■ **REQUIREMENT**
Transcribe every line of the material below exactly, leaving out the pictures.

:::::

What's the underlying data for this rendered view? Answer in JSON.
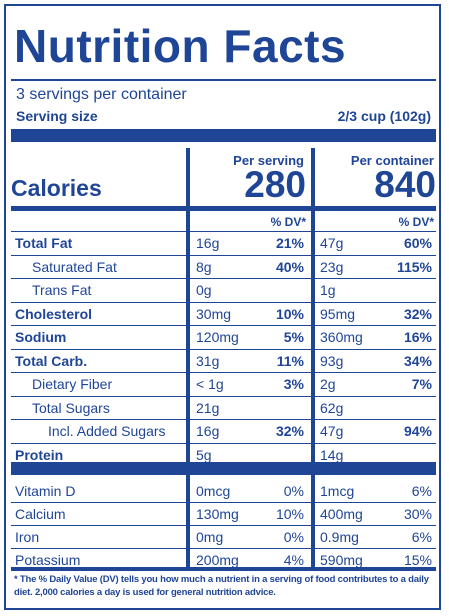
{
  "title": "Nutrition Facts",
  "servings_per_container": "3 servings per container",
  "serving_size_label": "Serving size",
  "serving_size_value": "2/3 cup (102g)",
  "calories_label": "Calories",
  "per_serving_label": "Per serving",
  "per_container_label": "Per container",
  "calories_per_serving": "280",
  "calories_per_container": "840",
  "dv_header": "% DV*",
  "nutrients": [
    {
      "name": "Total Fat",
      "bold": true,
      "indent": 0,
      "s_amt": "16g",
      "s_dv": "21%",
      "c_amt": "47g",
      "c_dv": "60%"
    },
    {
      "name": "Saturated Fat",
      "bold": false,
      "indent": 1,
      "s_amt": "8g",
      "s_dv": "40%",
      "c_amt": "23g",
      "c_dv": "115%"
    },
    {
      "name": "Trans Fat",
      "bold": false,
      "indent": 1,
      "s_amt": "0g",
      "s_dv": "",
      "c_amt": "1g",
      "c_dv": ""
    },
    {
      "name": "Cholesterol",
      "bold": true,
      "indent": 0,
      "s_amt": "30mg",
      "s_dv": "10%",
      "c_amt": "95mg",
      "c_dv": "32%"
    },
    {
      "name": "Sodium",
      "bold": true,
      "indent": 0,
      "s_amt": "120mg",
      "s_dv": "5%",
      "c_amt": "360mg",
      "c_dv": "16%"
    },
    {
      "name": "Total Carb.",
      "bold": true,
      "indent": 0,
      "s_amt": "31g",
      "s_dv": "11%",
      "c_amt": "93g",
      "c_dv": "34%"
    },
    {
      "name": "Dietary Fiber",
      "bold": false,
      "indent": 1,
      "s_amt": "< 1g",
      "s_dv": "3%",
      "c_amt": "2g",
      "c_dv": "7%"
    },
    {
      "name": "Total Sugars",
      "bold": false,
      "indent": 1,
      "s_amt": "21g",
      "s_dv": "",
      "c_amt": "62g",
      "c_dv": ""
    },
    {
      "name": "Incl. Added Sugars",
      "bold": false,
      "indent": 2,
      "s_amt": "16g",
      "s_dv": "32%",
      "c_amt": "47g",
      "c_dv": "94%"
    },
    {
      "name": "Protein",
      "bold": true,
      "indent": 0,
      "s_amt": "5g",
      "s_dv": "",
      "c_amt": "14g",
      "c_dv": ""
    }
  ],
  "vitamins": [
    {
      "name": "Vitamin D",
      "s_amt": "0mcg",
      "s_dv": "0%",
      "c_amt": "1mcg",
      "c_dv": "6%"
    },
    {
      "name": "Calcium",
      "s_amt": "130mg",
      "s_dv": "10%",
      "c_amt": "400mg",
      "c_dv": "30%"
    },
    {
      "name": "Iron",
      "s_amt": "0mg",
      "s_dv": "0%",
      "c_amt": "0.9mg",
      "c_dv": "6%"
    },
    {
      "name": "Potassium",
      "s_amt": "200mg",
      "s_dv": "4%",
      "c_amt": "590mg",
      "c_dv": "15%"
    }
  ],
  "footnote": "* The % Daily Value (DV) tells you how much a nutrient in a serving of food contributes to a daily diet. 2,000 calories a day is used for general nutrition advice.",
  "colors": {
    "label": "#1f4597",
    "background": "#ffffff"
  }
}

:::::

■ **RESULT**
What's the underlying data for this rendered view? Answer in JSON.
{
  "title": "Nutrition Facts",
  "servings_per_container": "3 servings per container",
  "serving_size_label": "Serving size",
  "serving_size_value": "2/3 cup (102g)",
  "calories_label": "Calories",
  "per_serving_label": "Per serving",
  "per_container_label": "Per container",
  "calories_per_serving": "280",
  "calories_per_container": "840",
  "dv_header": "% DV*",
  "nutrients": [
    {
      "name": "Total Fat",
      "bold": true,
      "indent": 0,
      "s_amt": "16g",
      "s_dv": "21%",
      "c_amt": "47g",
      "c_dv": "60%"
    },
    {
      "name": "Saturated Fat",
      "bold": false,
      "indent": 1,
      "s_amt": "8g",
      "s_dv": "40%",
      "c_amt": "23g",
      "c_dv": "115%"
    },
    {
      "name": "Trans Fat",
      "bold": false,
      "indent": 1,
      "s_amt": "0g",
      "s_dv": "",
      "c_amt": "1g",
      "c_dv": ""
    },
    {
      "name": "Cholesterol",
      "bold": true,
      "indent": 0,
      "s_amt": "30mg",
      "s_dv": "10%",
      "c_amt": "95mg",
      "c_dv": "32%"
    },
    {
      "name": "Sodium",
      "bold": true,
      "indent": 0,
      "s_amt": "120mg",
      "s_dv": "5%",
      "c_amt": "360mg",
      "c_dv": "16%"
    },
    {
      "name": "Total Carb.",
      "bold": true,
      "indent": 0,
      "s_amt": "31g",
      "s_dv": "11%",
      "c_amt": "93g",
      "c_dv": "34%"
    },
    {
      "name": "Dietary Fiber",
      "bold": false,
      "indent": 1,
      "s_amt": "< 1g",
      "s_dv": "3%",
      "c_amt": "2g",
      "c_dv": "7%"
    },
    {
      "name": "Total Sugars",
      "bold": false,
      "indent": 1,
      "s_amt": "21g",
      "s_dv": "",
      "c_amt": "62g",
      "c_dv": ""
    },
    {
      "name": "Incl. Added Sugars",
      "bold": false,
      "indent": 2,
      "s_amt": "16g",
      "s_dv": "32%",
      "c_amt": "47g",
      "c_dv": "94%"
    },
    {
      "name": "Protein",
      "bold": true,
      "indent": 0,
      "s_amt": "5g",
      "s_dv": "",
      "c_amt": "14g",
      "c_dv": ""
    }
  ],
  "vitamins": [
    {
      "name": "Vitamin D",
      "s_amt": "0mcg",
      "s_dv": "0%",
      "c_amt": "1mcg",
      "c_dv": "6%"
    },
    {
      "name": "Calcium",
      "s_amt": "130mg",
      "s_dv": "10%",
      "c_amt": "400mg",
      "c_dv": "30%"
    },
    {
      "name": "Iron",
      "s_amt": "0mg",
      "s_dv": "0%",
      "c_amt": "0.9mg",
      "c_dv": "6%"
    },
    {
      "name": "Potassium",
      "s_amt": "200mg",
      "s_dv": "4%",
      "c_amt": "590mg",
      "c_dv": "15%"
    }
  ],
  "footnote": "* The % Daily Value (DV) tells you how much a nutrient in a serving of food contributes to a daily diet. 2,000 calories a day is used for general nutrition advice.",
  "colors": {
    "label": "#1f4597",
    "background": "#ffffff"
  }
}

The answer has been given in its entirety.